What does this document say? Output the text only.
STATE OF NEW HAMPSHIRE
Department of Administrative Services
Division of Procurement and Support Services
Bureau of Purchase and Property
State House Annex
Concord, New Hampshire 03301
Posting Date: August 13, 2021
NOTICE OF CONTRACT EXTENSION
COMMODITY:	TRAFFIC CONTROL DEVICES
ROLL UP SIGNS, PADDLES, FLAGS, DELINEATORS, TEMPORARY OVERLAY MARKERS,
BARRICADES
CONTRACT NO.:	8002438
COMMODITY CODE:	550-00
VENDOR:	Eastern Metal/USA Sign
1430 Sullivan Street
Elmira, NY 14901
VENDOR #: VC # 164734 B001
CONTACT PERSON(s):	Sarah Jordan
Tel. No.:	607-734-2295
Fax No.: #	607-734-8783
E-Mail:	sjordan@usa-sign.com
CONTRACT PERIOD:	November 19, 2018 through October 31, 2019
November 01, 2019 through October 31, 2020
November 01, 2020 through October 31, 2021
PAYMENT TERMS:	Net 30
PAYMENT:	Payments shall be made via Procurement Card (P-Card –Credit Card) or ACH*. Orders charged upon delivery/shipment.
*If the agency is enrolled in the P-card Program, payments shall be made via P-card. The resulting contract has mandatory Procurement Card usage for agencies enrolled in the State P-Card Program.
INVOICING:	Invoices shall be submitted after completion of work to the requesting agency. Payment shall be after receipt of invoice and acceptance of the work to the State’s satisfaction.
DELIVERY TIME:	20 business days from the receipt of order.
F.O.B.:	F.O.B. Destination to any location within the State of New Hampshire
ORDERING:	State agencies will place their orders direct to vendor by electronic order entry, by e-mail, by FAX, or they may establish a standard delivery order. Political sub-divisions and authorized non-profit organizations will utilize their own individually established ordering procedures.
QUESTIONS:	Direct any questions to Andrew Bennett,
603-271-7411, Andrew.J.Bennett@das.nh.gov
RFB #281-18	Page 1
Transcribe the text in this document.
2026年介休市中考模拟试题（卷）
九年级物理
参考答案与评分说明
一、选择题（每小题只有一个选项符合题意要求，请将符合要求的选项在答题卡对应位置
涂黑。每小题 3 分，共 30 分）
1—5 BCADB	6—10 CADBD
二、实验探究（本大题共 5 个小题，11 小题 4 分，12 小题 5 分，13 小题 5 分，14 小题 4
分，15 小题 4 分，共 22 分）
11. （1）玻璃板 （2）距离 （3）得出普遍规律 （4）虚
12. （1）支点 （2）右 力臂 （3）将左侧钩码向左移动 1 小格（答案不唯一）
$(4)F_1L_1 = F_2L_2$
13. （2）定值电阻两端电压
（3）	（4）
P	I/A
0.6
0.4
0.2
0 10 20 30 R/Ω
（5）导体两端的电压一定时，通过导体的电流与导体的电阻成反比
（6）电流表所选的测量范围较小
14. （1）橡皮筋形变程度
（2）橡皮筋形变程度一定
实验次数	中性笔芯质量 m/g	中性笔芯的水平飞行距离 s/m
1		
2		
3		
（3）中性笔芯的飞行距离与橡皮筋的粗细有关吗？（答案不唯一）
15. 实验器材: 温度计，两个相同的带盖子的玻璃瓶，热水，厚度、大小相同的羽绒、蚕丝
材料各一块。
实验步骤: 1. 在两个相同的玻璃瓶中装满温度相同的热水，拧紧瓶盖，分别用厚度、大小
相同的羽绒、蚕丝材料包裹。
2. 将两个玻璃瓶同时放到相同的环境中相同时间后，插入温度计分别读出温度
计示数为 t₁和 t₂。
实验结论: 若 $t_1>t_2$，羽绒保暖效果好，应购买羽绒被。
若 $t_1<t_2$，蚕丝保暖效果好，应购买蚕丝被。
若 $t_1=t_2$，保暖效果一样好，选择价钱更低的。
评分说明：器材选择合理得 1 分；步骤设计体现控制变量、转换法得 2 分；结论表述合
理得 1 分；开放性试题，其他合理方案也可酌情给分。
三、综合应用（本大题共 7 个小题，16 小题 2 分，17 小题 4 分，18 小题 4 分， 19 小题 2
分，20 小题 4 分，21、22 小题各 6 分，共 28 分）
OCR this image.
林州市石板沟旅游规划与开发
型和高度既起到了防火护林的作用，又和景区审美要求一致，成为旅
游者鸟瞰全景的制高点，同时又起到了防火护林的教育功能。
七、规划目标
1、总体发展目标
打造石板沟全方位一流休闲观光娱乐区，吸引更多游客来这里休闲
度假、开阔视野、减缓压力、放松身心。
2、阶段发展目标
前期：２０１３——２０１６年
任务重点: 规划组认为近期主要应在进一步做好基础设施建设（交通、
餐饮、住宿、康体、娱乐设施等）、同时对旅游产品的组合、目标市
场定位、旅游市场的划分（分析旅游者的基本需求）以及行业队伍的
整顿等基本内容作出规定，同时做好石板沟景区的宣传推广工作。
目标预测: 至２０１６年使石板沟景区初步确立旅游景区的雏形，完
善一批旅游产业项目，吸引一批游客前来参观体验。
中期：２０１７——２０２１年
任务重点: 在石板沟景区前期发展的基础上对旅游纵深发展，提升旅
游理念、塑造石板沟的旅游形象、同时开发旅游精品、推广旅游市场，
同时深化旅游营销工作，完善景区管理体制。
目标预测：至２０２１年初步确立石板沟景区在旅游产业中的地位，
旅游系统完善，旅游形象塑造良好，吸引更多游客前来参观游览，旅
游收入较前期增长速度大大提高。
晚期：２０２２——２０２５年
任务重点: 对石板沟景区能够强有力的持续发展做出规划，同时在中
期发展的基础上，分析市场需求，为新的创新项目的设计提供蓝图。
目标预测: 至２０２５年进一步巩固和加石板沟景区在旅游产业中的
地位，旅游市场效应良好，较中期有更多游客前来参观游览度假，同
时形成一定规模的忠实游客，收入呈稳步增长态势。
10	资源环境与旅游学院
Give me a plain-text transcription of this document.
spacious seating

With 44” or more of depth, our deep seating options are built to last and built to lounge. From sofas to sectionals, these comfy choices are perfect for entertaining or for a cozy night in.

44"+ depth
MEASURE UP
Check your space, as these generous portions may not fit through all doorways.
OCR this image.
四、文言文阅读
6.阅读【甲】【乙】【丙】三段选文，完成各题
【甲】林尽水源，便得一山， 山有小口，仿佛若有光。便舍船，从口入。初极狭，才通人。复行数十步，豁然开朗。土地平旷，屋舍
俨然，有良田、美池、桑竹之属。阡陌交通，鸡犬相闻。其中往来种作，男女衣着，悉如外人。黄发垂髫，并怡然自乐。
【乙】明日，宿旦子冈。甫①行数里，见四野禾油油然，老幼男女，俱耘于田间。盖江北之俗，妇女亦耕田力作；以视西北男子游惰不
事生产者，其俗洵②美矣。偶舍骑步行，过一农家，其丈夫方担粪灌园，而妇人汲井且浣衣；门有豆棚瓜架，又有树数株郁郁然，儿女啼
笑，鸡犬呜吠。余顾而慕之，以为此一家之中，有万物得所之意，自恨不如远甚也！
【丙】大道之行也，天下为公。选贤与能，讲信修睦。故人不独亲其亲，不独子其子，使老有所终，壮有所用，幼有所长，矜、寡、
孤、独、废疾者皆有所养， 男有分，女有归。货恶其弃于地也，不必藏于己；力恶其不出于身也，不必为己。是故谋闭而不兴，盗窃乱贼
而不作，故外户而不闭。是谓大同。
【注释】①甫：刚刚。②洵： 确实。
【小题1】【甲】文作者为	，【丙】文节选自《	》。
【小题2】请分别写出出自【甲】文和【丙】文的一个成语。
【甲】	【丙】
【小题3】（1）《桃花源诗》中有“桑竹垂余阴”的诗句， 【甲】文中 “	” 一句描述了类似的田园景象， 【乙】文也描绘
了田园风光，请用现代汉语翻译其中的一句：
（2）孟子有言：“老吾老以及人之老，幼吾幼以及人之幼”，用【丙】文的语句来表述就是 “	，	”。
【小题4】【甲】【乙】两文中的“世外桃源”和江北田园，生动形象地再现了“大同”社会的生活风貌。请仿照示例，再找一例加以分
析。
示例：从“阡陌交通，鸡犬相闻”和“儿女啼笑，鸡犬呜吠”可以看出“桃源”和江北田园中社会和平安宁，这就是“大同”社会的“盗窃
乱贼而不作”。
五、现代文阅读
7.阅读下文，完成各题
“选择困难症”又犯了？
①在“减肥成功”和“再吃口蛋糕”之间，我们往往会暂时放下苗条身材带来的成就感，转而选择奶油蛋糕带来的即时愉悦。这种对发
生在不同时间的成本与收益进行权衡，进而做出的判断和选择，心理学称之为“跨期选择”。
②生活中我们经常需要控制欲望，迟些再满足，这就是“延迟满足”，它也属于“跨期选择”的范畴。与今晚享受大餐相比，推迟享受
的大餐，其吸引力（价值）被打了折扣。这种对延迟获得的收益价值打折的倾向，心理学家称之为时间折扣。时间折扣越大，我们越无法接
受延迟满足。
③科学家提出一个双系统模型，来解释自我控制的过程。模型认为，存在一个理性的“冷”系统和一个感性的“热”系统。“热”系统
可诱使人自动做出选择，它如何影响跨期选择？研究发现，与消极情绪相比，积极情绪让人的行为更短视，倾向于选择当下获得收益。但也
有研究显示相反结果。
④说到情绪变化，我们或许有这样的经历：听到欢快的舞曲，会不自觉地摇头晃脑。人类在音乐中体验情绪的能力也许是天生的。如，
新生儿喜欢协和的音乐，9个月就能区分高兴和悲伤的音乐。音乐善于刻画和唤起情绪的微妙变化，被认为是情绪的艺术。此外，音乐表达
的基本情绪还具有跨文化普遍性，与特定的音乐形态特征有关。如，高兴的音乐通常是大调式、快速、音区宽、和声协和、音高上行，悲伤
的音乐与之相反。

What to do:
Take every line from the data that contains the word "seating".

Solution:
spacious seating
With 44” or more of depth, our deep seating options are built to last and built to lounge. From sofas to sectionals, these comfy choices are perfect for entertaining or for a cozy night in.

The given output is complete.